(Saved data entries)
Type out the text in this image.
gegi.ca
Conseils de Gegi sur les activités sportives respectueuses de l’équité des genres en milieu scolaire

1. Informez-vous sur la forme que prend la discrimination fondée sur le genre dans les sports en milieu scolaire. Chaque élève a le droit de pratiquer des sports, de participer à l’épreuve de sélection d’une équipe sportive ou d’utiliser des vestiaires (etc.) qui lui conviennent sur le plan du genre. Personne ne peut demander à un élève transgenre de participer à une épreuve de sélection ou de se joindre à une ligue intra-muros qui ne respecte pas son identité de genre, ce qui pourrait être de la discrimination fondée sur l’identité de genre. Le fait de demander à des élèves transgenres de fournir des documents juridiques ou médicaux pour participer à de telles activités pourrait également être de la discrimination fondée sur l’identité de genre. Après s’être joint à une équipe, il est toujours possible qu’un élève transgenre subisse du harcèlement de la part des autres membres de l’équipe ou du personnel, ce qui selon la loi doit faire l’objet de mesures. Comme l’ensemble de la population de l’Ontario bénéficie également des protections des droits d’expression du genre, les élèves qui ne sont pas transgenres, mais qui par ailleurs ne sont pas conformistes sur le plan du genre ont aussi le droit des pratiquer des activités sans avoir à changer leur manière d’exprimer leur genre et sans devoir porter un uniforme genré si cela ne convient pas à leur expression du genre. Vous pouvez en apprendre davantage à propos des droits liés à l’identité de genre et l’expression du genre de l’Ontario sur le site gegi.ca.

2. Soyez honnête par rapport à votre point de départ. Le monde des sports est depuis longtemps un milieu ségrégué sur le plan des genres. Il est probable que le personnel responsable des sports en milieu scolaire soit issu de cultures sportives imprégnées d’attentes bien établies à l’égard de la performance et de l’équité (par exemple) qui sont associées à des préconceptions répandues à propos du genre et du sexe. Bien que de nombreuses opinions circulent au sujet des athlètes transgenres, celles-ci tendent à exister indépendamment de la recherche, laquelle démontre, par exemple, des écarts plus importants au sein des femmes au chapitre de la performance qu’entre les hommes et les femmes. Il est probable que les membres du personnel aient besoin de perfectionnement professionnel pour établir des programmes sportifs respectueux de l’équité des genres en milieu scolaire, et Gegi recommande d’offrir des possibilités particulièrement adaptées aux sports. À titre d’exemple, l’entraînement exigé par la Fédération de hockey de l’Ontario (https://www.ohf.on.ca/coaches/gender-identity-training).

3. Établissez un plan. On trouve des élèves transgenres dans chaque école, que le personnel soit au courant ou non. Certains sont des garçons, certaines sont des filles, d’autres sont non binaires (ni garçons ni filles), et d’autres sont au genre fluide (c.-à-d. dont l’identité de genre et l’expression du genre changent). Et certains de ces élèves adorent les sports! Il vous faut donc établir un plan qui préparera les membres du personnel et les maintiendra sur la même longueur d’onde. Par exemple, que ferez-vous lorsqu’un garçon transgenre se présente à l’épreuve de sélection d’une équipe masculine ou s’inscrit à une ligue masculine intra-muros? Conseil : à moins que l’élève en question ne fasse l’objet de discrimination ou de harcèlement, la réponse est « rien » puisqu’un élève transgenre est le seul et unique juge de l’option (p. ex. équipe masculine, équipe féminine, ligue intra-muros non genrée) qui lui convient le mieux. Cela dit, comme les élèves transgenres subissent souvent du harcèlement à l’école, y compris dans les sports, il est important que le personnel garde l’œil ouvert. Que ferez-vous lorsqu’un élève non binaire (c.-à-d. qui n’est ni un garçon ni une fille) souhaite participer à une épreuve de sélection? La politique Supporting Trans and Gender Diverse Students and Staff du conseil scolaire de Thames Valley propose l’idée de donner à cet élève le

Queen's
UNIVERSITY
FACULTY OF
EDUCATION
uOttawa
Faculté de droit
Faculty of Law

• _Exercise task_
Transcribe every record above exactly as it appears.

• _Written answer_
Type out the text in this image.
gegi.ca
Conseils de Gegi sur les activités sportives respectueuses de l’équité des genres en milieu scolaire

1. Informez-vous sur la forme que prend la discrimination fondée sur le genre dans les sports en milieu scolaire. Chaque élève a le droit de pratiquer des sports, de participer à l’épreuve de sélection d’une équipe sportive ou d’utiliser des vestiaires (etc.) qui lui conviennent sur le plan du genre. Personne ne peut demander à un élève transgenre de participer à une épreuve de sélection ou de se joindre à une ligue intra-muros qui ne respecte pas son identité de genre, ce qui pourrait être de la discrimination fondée sur l’identité de genre. Le fait de demander à des élèves transgenres de fournir des documents juridiques ou médicaux pour participer à de telles activités pourrait également être de la discrimination fondée sur l’identité de genre. Après s’être joint à une équipe, il est toujours possible qu’un élève transgenre subisse du harcèlement de la part des autres membres de l’équipe ou du personnel, ce qui selon la loi doit faire l’objet de mesures. Comme l’ensemble de la population de l’Ontario bénéficie également des protections des droits d’expression du genre, les élèves qui ne sont pas transgenres, mais qui par ailleurs ne sont pas conformistes sur le plan du genre ont aussi le droit des pratiquer des activités sans avoir à changer leur manière d’exprimer leur genre et sans devoir porter un uniforme genré si cela ne convient pas à leur expression du genre. Vous pouvez en apprendre davantage à propos des droits liés à l’identité de genre et l’expression du genre de l’Ontario sur le site gegi.ca.

2. Soyez honnête par rapport à votre point de départ. Le monde des sports est depuis longtemps un milieu ségrégué sur le plan des genres. Il est probable que le personnel responsable des sports en milieu scolaire soit issu de cultures sportives imprégnées d’attentes bien établies à l’égard de la performance et de l’équité (par exemple) qui sont associées à des préconceptions répandues à propos du genre et du sexe. Bien que de nombreuses opinions circulent au sujet des athlètes transgenres, celles-ci tendent à exister indépendamment de la recherche, laquelle démontre, par exemple, des écarts plus importants au sein des femmes au chapitre de la performance qu’entre les hommes et les femmes. Il est probable que les membres du personnel aient besoin de perfectionnement professionnel pour établir des programmes sportifs respectueux de l’équité des genres en milieu scolaire, et Gegi recommande d’offrir des possibilités particulièrement adaptées aux sports. À titre d’exemple, l’entraînement exigé par la Fédération de hockey de l’Ontario (https://www.ohf.on.ca/coaches/gender-identity-training).

3. Établissez un plan. On trouve des élèves transgenres dans chaque école, que le personnel soit au courant ou non. Certains sont des garçons, certaines sont des filles, d’autres sont non binaires (ni garçons ni filles), et d’autres sont au genre fluide (c.-à-d. dont l’identité de genre et l’expression du genre changent). Et certains de ces élèves adorent les sports! Il vous faut donc établir un plan qui préparera les membres du personnel et les maintiendra sur la même longueur d’onde. Par exemple, que ferez-vous lorsqu’un garçon transgenre se présente à l’épreuve de sélection d’une équipe masculine ou s’inscrit à une ligue masculine intra-muros? Conseil : à moins que l’élève en question ne fasse l’objet de discrimination ou de harcèlement, la réponse est « rien » puisqu’un élève transgenre est le seul et unique juge de l’option (p. ex. équipe masculine, équipe féminine, ligue intra-muros non genrée) qui lui convient le mieux. Cela dit, comme les élèves transgenres subissent souvent du harcèlement à l’école, y compris dans les sports, il est important que le personnel garde l’œil ouvert. Que ferez-vous lorsqu’un élève non binaire (c.-à-d. qui n’est ni un garçon ni une fille) souhaite participer à une épreuve de sélection? La politique Supporting Trans and Gender Diverse Students and Staff du conseil scolaire de Thames Valley propose l’idée de donner à cet élève le

Queen's
UNIVERSITY
FACULTY OF
EDUCATION
uOttawa
Faculté de droit
Faculty of Law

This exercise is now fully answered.